== Data excerpts ==
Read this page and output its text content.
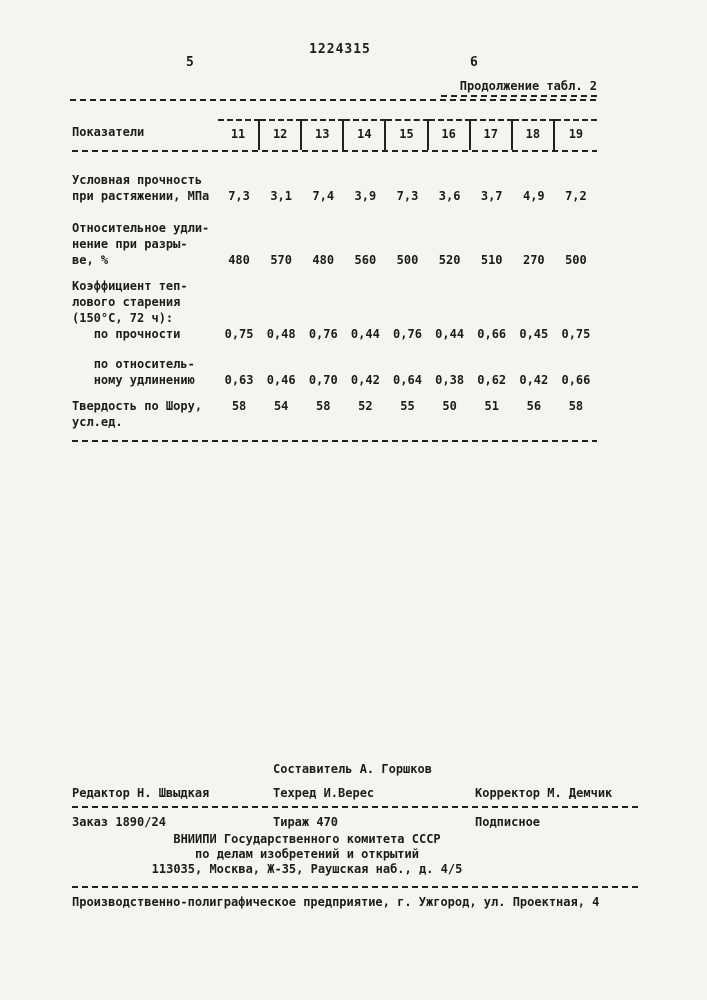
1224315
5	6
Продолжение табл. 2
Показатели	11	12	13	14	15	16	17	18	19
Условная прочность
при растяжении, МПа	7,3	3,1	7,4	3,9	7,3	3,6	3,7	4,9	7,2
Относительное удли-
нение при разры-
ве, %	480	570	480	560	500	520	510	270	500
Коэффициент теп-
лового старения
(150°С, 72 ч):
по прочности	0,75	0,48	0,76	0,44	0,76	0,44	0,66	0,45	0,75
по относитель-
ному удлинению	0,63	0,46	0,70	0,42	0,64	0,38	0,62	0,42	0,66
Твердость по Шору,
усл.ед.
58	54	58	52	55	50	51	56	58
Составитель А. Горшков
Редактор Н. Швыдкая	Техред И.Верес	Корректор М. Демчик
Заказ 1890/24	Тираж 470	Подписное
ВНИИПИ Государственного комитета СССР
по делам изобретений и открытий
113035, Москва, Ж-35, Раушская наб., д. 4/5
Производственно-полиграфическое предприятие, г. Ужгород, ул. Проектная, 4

== Aim ==
Leave every image out, and retype the material exactly.

== Expected answer ==
Read this page and output its text content.
1224315
5	6
Продолжение табл. 2
Показатели	11	12	13	14	15	16	17	18	19
Условная прочность
при растяжении, МПа	7,3	3,1	7,4	3,9	7,3	3,6	3,7	4,9	7,2
Относительное удли-
нение при разры-
ве, %	480	570	480	560	500	520	510	270	500
Коэффициент теп-
лового старения
(150°С, 72 ч):
по прочности	0,75	0,48	0,76	0,44	0,76	0,44	0,66	0,45	0,75
по относитель-
ному удлинению	0,63	0,46	0,70	0,42	0,64	0,38	0,62	0,42	0,66
Твердость по Шору,
усл.ед.
58	54	58	52	55	50	51	56	58
Составитель А. Горшков
Редактор Н. Швыдкая	Техред И.Верес	Корректор М. Демчик
Заказ 1890/24	Тираж 470	Подписное
ВНИИПИ Государственного комитета СССР
по делам изобретений и открытий
113035, Москва, Ж-35, Раушская наб., д. 4/5
Производственно-полиграфическое предприятие, г. Ужгород, ул. Проектная, 4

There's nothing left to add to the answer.